Figure record listings
========

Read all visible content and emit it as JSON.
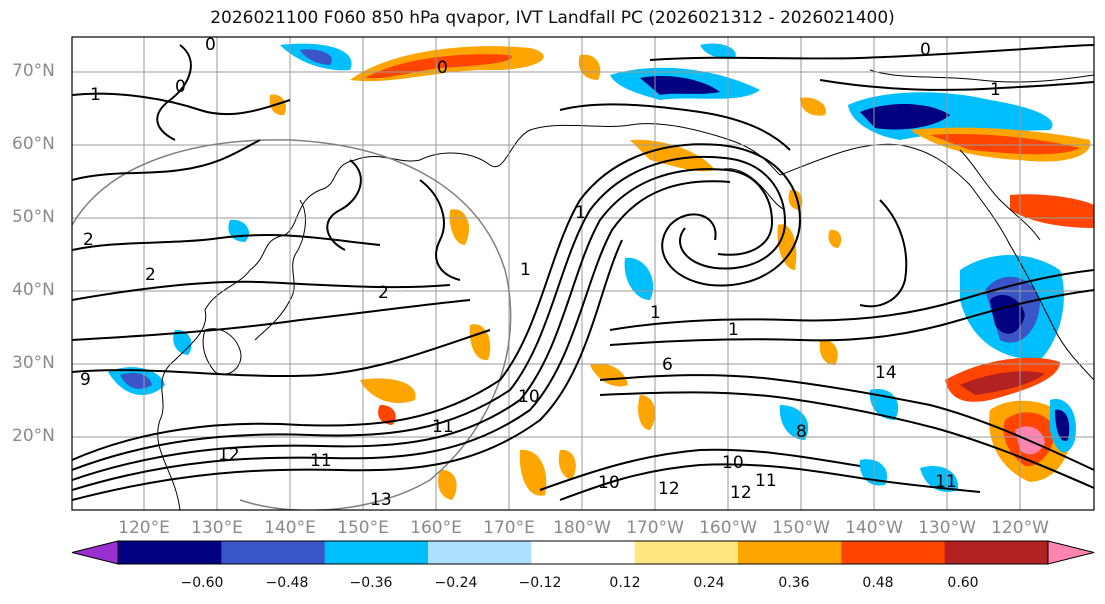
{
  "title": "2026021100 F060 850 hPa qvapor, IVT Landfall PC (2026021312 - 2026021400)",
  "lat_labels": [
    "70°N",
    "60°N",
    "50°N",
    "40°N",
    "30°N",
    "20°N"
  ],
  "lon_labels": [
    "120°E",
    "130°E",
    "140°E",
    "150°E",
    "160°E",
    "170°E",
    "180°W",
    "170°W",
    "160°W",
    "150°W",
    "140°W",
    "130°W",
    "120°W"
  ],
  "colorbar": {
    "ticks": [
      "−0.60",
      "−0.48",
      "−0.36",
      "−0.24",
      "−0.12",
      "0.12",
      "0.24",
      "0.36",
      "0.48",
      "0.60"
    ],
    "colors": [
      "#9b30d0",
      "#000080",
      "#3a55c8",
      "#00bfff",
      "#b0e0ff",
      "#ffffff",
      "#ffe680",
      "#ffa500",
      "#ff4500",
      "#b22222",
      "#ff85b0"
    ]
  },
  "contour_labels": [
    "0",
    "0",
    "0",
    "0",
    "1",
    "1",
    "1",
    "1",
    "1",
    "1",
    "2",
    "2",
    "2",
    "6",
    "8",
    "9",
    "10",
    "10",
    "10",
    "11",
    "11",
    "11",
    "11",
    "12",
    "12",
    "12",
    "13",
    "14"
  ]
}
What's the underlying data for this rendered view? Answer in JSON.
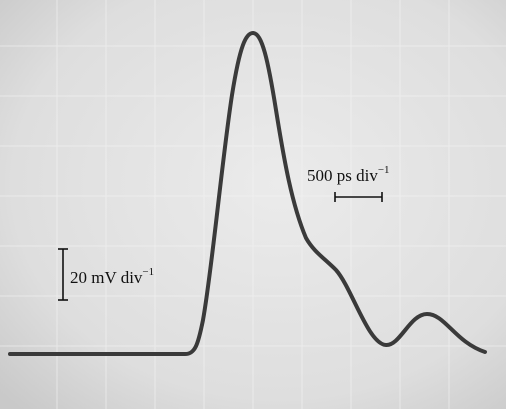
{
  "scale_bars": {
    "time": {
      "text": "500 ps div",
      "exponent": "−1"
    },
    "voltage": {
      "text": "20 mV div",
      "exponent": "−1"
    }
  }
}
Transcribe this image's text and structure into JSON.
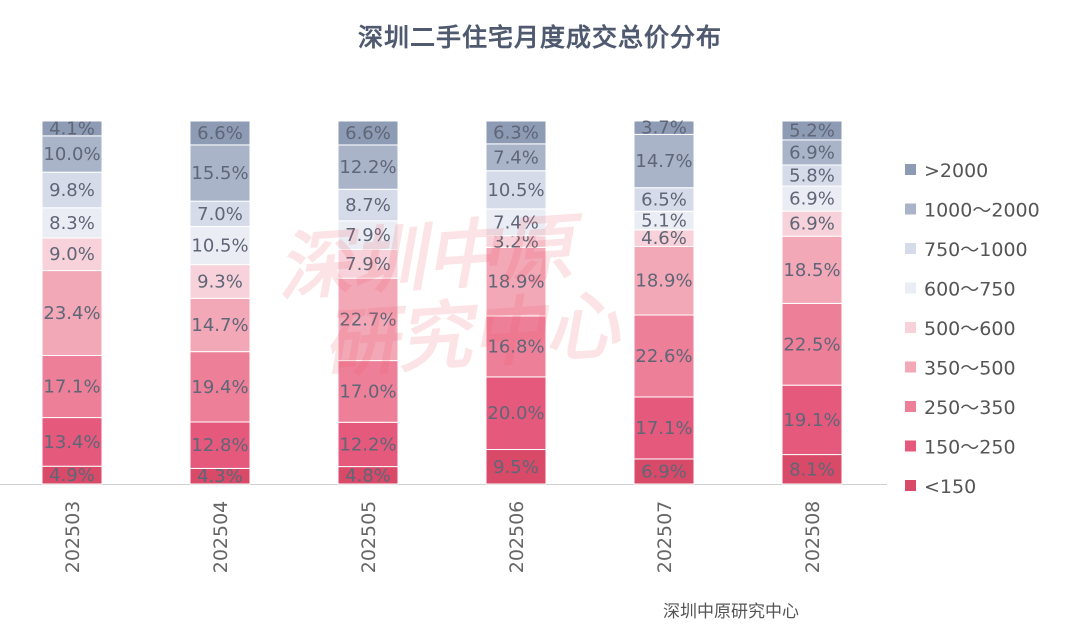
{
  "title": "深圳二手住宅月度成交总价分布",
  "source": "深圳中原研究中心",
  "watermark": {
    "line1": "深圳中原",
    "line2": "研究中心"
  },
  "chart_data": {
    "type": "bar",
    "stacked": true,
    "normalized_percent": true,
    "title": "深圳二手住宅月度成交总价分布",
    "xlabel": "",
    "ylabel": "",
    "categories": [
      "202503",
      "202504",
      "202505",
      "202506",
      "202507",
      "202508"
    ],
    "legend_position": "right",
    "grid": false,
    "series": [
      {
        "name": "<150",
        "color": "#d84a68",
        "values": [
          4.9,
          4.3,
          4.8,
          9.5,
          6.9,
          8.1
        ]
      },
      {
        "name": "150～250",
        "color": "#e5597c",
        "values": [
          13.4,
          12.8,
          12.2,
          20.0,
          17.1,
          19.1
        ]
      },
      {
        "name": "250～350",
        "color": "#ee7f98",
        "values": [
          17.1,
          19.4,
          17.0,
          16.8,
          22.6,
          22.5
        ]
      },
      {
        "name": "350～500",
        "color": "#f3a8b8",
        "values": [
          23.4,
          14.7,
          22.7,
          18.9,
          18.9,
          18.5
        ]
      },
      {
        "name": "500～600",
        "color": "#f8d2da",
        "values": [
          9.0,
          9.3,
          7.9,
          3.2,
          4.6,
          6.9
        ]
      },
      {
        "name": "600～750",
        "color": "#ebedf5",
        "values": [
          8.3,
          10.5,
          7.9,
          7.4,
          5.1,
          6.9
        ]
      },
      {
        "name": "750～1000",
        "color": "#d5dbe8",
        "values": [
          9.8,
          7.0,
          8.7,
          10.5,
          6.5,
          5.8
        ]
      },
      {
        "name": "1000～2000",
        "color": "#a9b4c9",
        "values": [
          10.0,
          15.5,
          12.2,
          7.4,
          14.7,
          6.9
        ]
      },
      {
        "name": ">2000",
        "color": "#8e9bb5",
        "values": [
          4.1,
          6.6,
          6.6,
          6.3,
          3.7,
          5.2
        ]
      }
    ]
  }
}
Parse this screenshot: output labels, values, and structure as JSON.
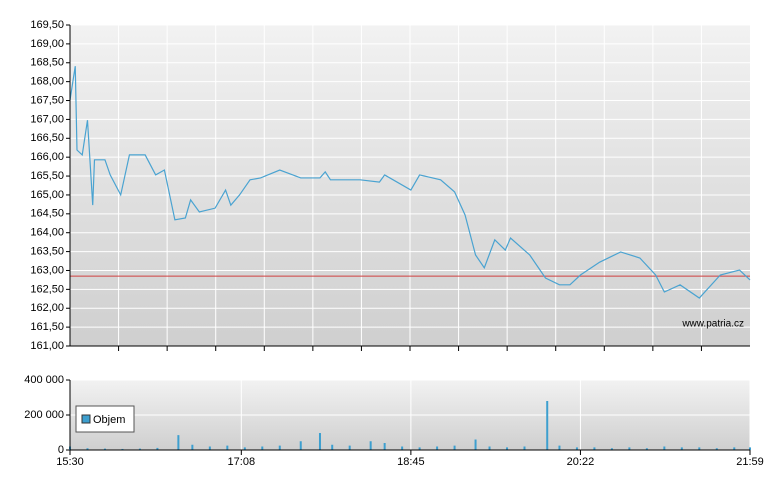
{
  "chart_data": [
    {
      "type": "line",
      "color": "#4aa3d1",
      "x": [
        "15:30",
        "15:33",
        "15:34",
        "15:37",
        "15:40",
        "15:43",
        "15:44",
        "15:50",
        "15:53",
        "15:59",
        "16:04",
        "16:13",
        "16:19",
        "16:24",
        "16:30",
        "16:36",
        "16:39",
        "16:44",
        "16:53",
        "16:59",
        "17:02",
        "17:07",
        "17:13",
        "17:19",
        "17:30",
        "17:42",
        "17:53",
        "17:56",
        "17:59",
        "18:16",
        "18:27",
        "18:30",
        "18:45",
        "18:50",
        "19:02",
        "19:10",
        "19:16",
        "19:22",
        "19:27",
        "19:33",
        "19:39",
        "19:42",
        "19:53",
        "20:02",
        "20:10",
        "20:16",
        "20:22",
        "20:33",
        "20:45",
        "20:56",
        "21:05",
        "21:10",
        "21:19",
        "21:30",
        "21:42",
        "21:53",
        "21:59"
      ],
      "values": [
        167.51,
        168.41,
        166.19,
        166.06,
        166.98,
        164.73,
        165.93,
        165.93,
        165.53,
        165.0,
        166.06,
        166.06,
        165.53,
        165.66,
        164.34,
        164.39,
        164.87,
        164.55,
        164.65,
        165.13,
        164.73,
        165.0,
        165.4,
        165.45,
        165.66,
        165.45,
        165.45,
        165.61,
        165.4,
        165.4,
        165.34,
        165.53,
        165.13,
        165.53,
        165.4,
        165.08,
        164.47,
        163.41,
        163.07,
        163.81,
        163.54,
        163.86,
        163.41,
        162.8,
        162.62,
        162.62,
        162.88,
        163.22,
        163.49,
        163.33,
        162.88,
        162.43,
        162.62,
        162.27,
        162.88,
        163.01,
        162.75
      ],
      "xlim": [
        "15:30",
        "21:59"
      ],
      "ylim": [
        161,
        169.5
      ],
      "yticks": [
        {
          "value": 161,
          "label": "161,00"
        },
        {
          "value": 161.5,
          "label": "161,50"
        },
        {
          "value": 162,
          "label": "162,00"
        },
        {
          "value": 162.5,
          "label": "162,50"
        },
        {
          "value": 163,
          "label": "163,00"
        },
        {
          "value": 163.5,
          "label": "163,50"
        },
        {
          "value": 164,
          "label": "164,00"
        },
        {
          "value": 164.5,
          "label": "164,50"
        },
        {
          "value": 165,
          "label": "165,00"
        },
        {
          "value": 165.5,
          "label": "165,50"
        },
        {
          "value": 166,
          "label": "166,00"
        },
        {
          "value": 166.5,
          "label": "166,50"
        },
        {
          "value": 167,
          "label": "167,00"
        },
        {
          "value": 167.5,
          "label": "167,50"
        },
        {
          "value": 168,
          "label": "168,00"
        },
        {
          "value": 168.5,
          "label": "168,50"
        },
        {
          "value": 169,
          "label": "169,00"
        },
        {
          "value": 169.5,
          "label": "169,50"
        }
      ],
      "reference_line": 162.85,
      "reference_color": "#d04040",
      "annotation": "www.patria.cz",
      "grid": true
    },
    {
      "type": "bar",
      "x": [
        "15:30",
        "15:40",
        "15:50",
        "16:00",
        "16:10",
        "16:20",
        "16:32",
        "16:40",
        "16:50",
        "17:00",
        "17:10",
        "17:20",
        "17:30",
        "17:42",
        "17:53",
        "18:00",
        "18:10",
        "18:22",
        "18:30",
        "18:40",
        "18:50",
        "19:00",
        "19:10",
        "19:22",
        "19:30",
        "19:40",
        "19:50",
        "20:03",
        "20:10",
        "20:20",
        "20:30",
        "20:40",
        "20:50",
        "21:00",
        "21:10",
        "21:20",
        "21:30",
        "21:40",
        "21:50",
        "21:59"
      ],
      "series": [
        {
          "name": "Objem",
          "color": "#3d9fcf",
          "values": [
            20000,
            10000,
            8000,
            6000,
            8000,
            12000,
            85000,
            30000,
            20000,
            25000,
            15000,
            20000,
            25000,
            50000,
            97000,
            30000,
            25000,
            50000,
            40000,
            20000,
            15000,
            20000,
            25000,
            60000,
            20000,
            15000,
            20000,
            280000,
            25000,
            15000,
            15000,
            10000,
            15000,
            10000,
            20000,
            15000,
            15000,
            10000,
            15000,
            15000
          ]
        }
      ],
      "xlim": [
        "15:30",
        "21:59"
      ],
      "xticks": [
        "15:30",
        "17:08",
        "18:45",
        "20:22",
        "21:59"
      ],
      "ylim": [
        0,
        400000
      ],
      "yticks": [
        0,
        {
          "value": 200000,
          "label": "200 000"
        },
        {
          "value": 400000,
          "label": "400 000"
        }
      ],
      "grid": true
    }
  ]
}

========

*What you will do:* Copy each line of the listing that holds the word "this".

*Answer for the task:*
What's the underlying data for this rendered view? Answer in JSON.
Transcribe this image's text and structure into JSON.
Parse this screenshot: output labels, values, and structure as JSON.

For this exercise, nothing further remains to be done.